**AIM OF THE EXERCISE**
Could you transcribe the material below exactly, without leaving out a single line?

**INPUT DATA**
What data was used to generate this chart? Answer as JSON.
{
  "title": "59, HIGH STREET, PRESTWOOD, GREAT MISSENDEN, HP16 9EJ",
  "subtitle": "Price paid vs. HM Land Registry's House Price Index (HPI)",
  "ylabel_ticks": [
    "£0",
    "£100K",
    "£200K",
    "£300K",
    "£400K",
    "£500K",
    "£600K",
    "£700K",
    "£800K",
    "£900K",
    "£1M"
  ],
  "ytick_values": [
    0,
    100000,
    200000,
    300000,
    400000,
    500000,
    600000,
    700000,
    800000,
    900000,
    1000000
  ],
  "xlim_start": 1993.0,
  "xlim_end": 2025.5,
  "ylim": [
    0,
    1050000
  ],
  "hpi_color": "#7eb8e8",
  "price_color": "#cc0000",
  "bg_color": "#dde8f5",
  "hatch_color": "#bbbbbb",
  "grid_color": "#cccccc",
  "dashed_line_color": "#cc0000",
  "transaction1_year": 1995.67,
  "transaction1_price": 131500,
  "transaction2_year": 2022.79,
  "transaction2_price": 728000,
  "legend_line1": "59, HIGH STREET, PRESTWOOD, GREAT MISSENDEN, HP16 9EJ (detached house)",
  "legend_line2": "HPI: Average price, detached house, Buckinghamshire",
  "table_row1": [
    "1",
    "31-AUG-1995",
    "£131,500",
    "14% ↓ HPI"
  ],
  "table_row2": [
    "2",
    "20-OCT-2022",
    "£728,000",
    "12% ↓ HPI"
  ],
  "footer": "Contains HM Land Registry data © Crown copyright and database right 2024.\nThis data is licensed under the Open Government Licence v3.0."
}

**SOLUTION FOR THIS PROBLEM**
What data was used to generate this chart? Answer as JSON.
{
  "title": "59, HIGH STREET, PRESTWOOD, GREAT MISSENDEN, HP16 9EJ",
  "subtitle": "Price paid vs. HM Land Registry's House Price Index (HPI)",
  "ylabel_ticks": [
    "£0",
    "£100K",
    "£200K",
    "£300K",
    "£400K",
    "£500K",
    "£600K",
    "£700K",
    "£800K",
    "£900K",
    "£1M"
  ],
  "ytick_values": [
    0,
    100000,
    200000,
    300000,
    400000,
    500000,
    600000,
    700000,
    800000,
    900000,
    1000000
  ],
  "xlim_start": 1993.0,
  "xlim_end": 2025.5,
  "ylim": [
    0,
    1050000
  ],
  "hpi_color": "#7eb8e8",
  "price_color": "#cc0000",
  "bg_color": "#dde8f5",
  "hatch_color": "#bbbbbb",
  "grid_color": "#cccccc",
  "dashed_line_color": "#cc0000",
  "transaction1_year": 1995.67,
  "transaction1_price": 131500,
  "transaction2_year": 2022.79,
  "transaction2_price": 728000,
  "legend_line1": "59, HIGH STREET, PRESTWOOD, GREAT MISSENDEN, HP16 9EJ (detached house)",
  "legend_line2": "HPI: Average price, detached house, Buckinghamshire",
  "table_row1": [
    "1",
    "31-AUG-1995",
    "£131,500",
    "14% ↓ HPI"
  ],
  "table_row2": [
    "2",
    "20-OCT-2022",
    "£728,000",
    "12% ↓ HPI"
  ],
  "footer": "Contains HM Land Registry data © Crown copyright and database right 2024.\nThis data is licensed under the Open Government Licence v3.0."
}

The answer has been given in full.